Exercise instructions:
Locate each line holding the string "Santiago" and copy it.

Records for the task:
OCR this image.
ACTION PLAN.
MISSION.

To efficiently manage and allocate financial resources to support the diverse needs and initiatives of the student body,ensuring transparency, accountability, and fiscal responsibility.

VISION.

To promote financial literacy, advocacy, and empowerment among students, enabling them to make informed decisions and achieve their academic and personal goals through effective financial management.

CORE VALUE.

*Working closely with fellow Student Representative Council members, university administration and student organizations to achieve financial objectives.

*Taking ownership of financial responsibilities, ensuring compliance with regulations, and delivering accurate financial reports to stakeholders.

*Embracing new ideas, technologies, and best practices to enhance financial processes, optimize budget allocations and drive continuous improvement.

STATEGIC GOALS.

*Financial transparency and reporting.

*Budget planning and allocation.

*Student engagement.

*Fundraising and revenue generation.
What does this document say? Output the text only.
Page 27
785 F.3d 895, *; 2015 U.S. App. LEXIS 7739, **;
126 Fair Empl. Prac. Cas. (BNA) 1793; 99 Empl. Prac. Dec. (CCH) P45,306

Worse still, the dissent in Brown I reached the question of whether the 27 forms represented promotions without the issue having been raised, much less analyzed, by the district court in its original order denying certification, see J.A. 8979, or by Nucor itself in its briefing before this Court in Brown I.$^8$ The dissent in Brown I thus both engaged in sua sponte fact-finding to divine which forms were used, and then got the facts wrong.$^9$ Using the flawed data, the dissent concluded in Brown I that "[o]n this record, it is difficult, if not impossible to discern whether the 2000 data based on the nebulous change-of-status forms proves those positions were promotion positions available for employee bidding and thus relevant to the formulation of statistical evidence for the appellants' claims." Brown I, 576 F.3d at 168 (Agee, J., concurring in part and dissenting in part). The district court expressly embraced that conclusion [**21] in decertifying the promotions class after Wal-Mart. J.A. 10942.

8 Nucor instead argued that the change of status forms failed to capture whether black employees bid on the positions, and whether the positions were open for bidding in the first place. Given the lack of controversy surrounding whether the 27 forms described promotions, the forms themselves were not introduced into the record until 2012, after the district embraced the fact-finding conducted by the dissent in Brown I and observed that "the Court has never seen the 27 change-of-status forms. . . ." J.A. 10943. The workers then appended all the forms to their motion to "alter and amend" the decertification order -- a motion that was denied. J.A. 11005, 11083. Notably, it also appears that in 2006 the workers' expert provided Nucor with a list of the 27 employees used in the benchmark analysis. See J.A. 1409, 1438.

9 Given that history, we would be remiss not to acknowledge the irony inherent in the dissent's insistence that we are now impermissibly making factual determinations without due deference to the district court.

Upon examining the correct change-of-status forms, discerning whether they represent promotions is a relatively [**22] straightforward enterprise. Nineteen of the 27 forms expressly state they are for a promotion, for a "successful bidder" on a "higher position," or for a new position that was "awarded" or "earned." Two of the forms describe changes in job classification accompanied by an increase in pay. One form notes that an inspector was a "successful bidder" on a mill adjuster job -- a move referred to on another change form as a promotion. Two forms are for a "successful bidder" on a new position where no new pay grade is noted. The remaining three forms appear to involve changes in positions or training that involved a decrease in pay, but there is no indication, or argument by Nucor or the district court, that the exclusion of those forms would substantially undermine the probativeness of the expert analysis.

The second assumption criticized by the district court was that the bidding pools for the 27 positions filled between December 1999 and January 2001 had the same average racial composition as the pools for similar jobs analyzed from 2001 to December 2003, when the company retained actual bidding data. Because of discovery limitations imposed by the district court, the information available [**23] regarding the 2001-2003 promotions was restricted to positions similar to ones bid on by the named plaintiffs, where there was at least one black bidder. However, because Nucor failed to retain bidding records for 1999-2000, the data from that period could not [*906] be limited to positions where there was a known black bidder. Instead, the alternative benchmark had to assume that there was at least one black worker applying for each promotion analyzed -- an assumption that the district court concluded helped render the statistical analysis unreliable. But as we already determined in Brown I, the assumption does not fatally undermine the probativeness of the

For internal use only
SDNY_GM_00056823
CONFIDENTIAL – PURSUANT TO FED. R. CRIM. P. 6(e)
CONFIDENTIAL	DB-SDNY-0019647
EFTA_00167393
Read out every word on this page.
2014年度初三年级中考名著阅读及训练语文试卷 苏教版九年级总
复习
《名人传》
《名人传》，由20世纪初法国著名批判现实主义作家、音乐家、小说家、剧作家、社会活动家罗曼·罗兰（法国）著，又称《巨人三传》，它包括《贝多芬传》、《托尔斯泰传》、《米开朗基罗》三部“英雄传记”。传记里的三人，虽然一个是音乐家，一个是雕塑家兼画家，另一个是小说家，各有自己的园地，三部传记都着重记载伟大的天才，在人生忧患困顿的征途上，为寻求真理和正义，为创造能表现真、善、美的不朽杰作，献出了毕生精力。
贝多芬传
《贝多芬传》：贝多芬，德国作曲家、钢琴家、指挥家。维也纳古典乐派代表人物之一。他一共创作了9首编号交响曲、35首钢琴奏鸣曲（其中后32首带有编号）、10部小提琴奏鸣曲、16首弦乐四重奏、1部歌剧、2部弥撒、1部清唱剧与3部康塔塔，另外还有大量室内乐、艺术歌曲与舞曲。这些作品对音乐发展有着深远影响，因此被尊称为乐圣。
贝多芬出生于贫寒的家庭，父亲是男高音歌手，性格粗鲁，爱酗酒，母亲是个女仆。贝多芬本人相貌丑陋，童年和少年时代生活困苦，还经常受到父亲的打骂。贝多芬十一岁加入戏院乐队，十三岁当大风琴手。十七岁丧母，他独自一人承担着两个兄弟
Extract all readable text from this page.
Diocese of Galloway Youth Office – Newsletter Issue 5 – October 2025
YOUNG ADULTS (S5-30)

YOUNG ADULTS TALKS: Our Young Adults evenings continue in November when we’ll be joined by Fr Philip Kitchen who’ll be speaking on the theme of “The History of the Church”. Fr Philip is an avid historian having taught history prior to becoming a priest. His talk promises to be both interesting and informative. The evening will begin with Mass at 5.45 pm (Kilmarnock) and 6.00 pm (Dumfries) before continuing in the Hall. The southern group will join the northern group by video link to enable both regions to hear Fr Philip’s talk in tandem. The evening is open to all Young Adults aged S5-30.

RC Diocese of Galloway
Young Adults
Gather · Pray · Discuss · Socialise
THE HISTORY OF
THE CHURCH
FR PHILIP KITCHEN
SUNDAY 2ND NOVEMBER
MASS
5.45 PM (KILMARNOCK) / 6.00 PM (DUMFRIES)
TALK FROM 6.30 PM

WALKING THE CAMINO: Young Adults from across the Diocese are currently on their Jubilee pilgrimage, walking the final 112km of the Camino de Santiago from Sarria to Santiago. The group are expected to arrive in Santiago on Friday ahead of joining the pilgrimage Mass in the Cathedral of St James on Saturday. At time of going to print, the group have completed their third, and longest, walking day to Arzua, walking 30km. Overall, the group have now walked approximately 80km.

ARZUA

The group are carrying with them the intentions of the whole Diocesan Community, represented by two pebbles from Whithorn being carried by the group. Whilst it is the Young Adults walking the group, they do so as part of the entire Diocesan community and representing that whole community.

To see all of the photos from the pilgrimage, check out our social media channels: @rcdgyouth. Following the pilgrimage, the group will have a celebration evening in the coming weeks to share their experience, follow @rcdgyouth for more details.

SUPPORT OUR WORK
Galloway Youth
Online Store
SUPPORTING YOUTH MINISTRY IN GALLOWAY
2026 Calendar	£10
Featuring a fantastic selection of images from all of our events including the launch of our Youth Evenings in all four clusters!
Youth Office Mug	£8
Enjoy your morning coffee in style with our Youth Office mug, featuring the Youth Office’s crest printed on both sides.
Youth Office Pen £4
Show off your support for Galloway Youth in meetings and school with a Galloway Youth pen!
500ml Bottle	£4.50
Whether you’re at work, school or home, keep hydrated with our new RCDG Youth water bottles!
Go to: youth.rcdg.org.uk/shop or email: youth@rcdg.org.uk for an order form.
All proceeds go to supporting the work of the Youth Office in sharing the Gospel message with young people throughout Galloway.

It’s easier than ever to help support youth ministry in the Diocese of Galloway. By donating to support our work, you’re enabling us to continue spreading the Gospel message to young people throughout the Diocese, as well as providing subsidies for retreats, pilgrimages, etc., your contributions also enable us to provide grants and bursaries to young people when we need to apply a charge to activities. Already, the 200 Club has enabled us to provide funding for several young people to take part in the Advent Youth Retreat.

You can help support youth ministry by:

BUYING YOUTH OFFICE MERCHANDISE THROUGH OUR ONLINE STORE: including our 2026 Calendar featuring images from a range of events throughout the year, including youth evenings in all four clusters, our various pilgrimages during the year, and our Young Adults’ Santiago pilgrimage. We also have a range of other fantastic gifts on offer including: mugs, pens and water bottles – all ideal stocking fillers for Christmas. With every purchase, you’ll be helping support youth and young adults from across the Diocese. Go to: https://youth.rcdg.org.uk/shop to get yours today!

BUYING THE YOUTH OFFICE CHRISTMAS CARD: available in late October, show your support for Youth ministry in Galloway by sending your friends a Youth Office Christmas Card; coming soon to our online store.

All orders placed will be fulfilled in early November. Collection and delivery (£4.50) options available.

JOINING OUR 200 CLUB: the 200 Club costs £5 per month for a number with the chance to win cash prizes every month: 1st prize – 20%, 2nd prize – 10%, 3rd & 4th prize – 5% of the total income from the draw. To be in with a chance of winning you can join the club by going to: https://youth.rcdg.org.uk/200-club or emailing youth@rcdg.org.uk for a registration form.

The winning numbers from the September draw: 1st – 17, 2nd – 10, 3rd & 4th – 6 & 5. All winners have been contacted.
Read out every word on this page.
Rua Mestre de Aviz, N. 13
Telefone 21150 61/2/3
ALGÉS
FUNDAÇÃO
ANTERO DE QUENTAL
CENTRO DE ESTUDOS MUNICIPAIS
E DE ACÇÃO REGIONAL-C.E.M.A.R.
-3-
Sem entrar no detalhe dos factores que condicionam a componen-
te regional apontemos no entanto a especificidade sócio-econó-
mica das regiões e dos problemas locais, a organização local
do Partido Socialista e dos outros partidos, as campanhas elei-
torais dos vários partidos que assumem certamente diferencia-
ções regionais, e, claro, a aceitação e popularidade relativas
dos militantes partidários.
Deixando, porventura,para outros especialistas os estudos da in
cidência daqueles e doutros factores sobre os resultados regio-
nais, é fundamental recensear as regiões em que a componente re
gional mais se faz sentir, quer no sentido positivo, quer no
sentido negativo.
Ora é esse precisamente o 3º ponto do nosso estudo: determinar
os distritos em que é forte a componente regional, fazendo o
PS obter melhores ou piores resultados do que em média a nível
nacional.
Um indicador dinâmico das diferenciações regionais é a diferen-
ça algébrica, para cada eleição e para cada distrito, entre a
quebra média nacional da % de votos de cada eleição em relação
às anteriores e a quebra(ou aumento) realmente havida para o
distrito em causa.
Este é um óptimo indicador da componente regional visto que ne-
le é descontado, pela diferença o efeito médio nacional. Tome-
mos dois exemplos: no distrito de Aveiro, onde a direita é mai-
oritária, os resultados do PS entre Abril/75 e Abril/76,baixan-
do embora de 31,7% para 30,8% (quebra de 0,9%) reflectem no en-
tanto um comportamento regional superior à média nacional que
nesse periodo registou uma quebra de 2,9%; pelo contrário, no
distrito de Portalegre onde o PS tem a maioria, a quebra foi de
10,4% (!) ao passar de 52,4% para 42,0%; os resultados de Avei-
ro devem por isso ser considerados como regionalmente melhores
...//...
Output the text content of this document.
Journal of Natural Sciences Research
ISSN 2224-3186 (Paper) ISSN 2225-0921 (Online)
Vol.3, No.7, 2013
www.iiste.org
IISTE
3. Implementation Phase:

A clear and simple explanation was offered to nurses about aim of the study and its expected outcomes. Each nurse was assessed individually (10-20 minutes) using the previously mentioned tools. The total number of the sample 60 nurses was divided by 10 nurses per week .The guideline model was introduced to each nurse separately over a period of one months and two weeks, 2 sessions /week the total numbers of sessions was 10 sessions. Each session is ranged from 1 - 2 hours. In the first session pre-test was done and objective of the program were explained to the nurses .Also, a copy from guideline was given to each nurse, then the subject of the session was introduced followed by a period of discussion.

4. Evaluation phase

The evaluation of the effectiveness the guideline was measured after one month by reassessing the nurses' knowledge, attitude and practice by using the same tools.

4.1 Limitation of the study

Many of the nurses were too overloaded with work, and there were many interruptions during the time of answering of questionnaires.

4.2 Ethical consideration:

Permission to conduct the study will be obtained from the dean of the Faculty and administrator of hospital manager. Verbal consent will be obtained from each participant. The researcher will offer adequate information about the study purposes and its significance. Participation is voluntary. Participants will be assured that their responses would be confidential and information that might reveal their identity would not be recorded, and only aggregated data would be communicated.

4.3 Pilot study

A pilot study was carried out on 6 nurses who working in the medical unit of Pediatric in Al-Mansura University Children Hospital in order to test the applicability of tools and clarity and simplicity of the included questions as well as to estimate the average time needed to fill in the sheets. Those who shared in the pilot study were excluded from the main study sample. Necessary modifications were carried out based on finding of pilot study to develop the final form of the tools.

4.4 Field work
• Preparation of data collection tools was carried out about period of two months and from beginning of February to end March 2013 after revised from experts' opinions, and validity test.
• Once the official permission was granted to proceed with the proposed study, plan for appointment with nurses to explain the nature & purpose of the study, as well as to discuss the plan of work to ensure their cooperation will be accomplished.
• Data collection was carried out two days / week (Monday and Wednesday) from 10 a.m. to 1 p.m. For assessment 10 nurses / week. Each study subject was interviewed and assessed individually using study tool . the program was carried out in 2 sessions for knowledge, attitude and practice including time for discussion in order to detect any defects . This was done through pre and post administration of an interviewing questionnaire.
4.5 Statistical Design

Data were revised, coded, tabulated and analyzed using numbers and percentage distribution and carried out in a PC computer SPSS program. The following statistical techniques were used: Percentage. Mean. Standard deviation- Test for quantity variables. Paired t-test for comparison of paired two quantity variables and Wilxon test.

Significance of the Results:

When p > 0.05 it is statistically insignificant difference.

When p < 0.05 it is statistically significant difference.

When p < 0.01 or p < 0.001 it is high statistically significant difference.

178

Result for this task:
WALKING THE CAMINO: Young Adults from across the Diocese are currently on their Jubilee pilgrimage, walking the final 112km of the Camino de Santiago from Sarria to Santiago. The group are expected to arrive in Santiago on Friday ahead of joining the pilgrimage Mass in the Cathedral of St James on Saturday. At time of going to print, the group have completed their third, and longest, walking day to Arzua, walking 30km. Overall, the group have now walked approximately 80km.
BUYING YOUTH OFFICE MERCHANDISE THROUGH OUR ONLINE STORE: including our 2026 Calendar featuring images from a range of events throughout the year, including youth evenings in all four clusters, our various pilgrimages during the year, and our Young Adults’ Santiago pilgrimage. We also have a range of other fantastic gifts on offer including: mugs, pens and water bottles – all ideal stocking fillers for Christmas. With every purchase, you’ll be helping support youth and young adults from across the Diocese. Go to: https://youth.rcdg.org.uk/shop to get yours today!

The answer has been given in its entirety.